→ **Task input**

-- START --

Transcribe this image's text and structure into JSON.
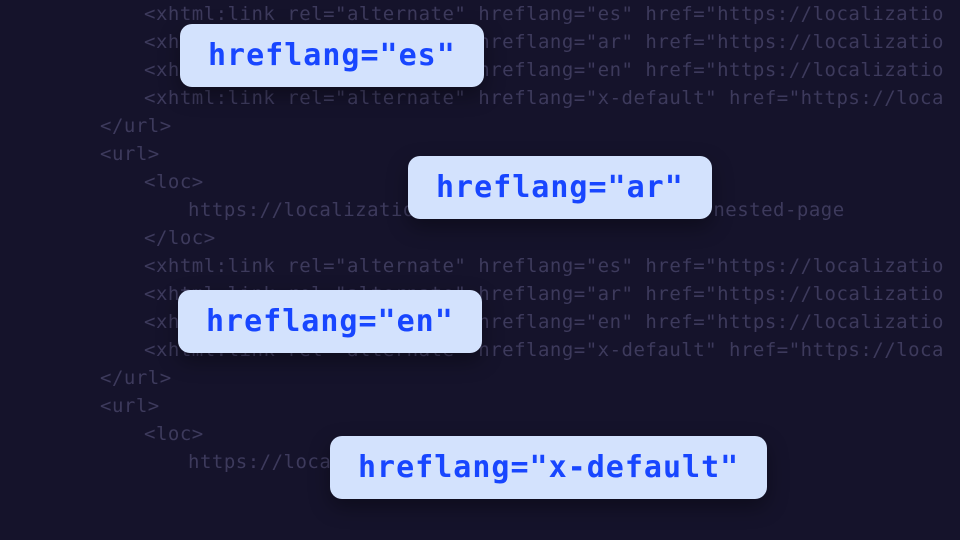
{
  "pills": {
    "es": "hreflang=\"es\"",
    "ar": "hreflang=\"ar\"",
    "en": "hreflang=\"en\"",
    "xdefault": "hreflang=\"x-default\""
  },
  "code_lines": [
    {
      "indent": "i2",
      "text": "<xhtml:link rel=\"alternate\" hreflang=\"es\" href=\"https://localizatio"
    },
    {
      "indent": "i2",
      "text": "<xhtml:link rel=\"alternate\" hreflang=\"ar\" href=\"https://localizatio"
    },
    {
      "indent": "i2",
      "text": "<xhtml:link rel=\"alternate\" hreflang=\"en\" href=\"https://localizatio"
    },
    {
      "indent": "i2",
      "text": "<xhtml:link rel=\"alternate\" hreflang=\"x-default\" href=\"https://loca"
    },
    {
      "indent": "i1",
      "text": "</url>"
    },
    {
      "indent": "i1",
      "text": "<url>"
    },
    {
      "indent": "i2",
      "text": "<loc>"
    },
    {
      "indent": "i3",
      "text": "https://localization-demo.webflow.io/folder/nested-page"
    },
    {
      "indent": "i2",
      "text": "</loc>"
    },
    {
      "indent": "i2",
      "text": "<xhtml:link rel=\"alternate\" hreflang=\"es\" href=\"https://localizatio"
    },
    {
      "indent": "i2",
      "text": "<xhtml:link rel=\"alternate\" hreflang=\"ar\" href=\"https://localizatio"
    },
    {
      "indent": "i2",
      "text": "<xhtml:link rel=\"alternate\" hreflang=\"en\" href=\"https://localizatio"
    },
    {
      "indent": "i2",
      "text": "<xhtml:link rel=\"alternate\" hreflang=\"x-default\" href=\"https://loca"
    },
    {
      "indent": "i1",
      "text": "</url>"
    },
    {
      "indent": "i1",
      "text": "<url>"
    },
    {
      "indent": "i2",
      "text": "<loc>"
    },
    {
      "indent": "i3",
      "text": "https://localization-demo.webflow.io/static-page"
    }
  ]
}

-- END --

Determine how many lines of the data contain "localization" and give nothing but that number.

→ **Problem solution**
2